Records supplied

===============

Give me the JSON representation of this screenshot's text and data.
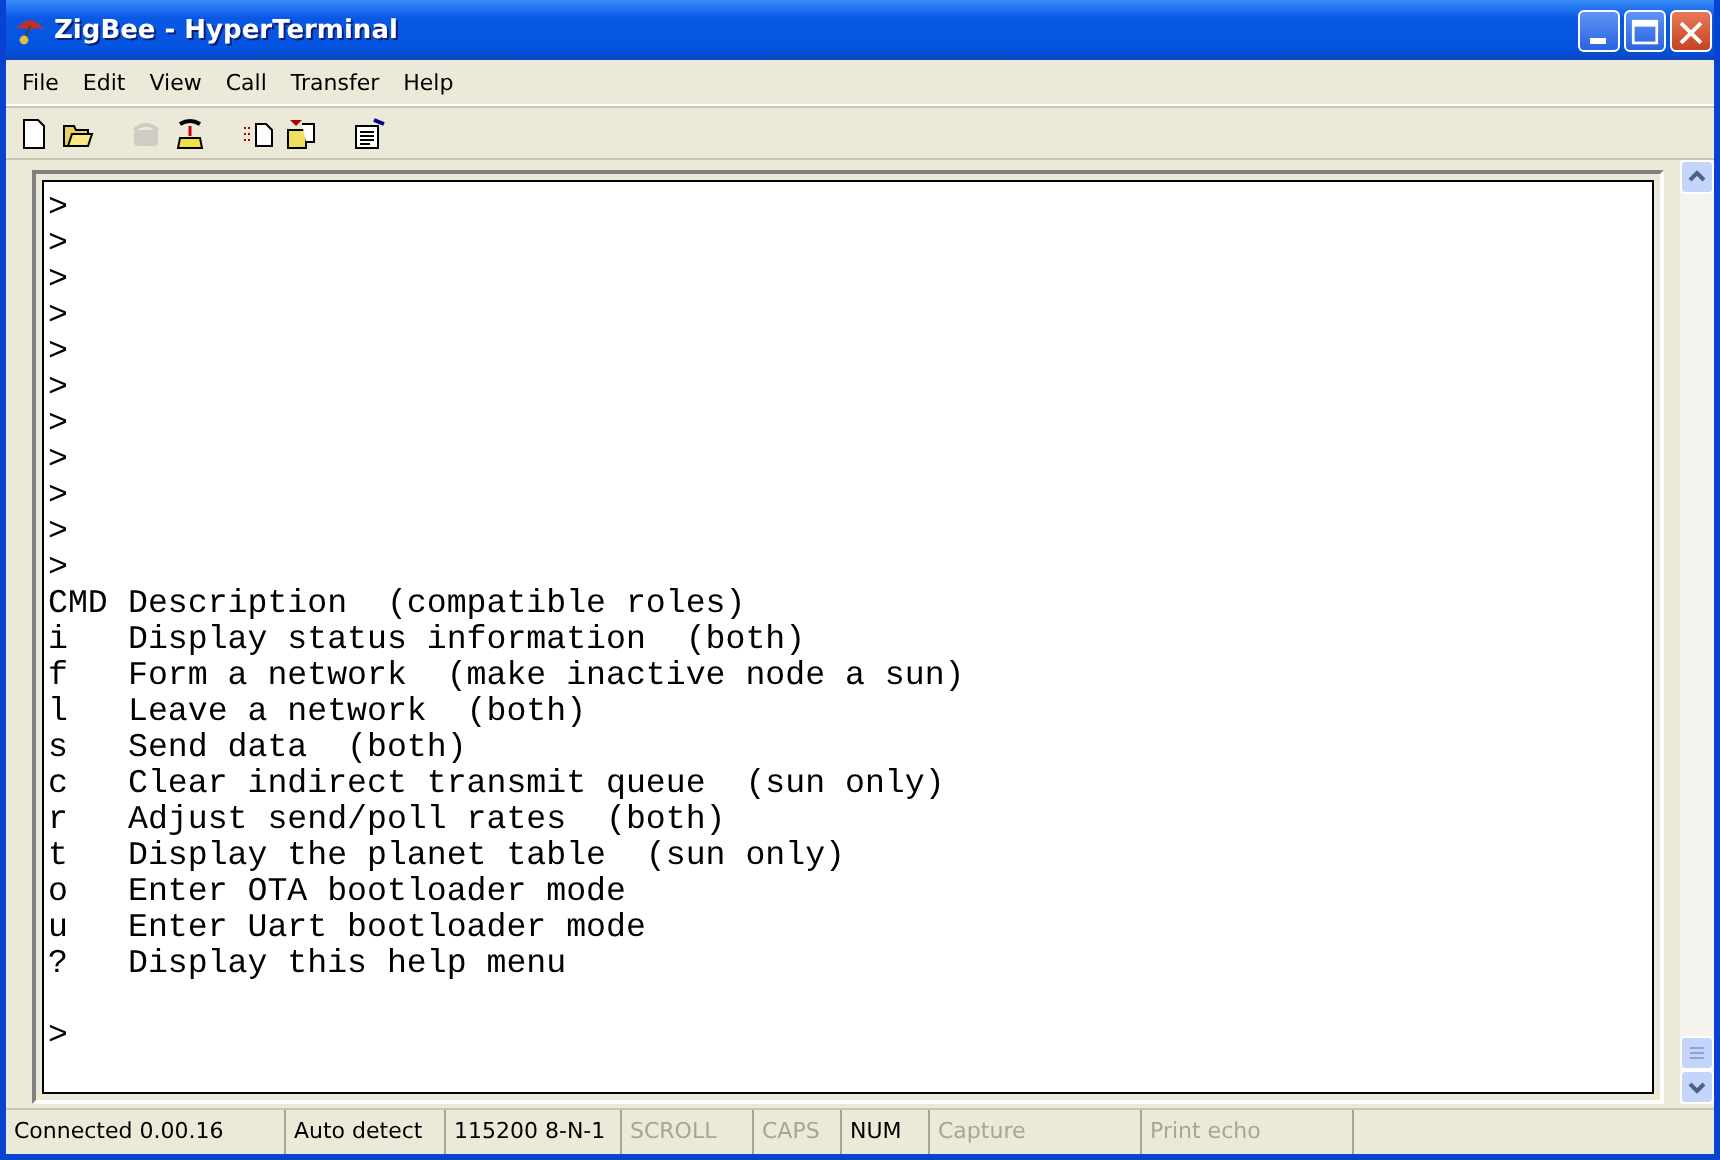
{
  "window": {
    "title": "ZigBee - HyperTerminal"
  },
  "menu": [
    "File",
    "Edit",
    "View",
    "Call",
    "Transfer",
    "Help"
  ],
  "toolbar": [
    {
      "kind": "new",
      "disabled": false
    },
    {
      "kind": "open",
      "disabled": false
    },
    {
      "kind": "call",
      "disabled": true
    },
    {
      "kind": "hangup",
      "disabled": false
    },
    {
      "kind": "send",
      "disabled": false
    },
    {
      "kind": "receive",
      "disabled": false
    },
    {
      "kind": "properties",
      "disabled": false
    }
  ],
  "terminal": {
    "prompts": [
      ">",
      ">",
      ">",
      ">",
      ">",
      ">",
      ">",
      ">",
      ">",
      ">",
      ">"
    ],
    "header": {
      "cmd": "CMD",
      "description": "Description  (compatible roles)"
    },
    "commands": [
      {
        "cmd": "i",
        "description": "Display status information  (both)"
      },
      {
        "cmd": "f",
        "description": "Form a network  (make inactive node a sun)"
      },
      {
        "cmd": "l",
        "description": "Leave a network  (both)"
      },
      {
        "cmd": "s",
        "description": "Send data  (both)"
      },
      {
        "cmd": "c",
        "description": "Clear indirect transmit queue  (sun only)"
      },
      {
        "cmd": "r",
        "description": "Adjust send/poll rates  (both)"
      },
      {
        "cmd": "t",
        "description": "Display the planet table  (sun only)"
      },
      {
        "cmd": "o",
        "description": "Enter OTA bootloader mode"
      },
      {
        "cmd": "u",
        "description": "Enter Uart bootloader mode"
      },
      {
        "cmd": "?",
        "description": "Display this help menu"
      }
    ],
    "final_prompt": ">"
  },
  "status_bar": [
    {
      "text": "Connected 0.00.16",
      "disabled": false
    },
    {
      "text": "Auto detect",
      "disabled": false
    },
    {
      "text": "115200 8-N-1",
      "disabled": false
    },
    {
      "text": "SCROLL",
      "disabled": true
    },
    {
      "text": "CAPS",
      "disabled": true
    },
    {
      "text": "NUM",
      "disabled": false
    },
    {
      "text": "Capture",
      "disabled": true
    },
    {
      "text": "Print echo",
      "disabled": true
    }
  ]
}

===============

Directions for this task
Which lines hold the string "menu"? List them all.

The solution
  "menu": [
        "description": "Display this help menu"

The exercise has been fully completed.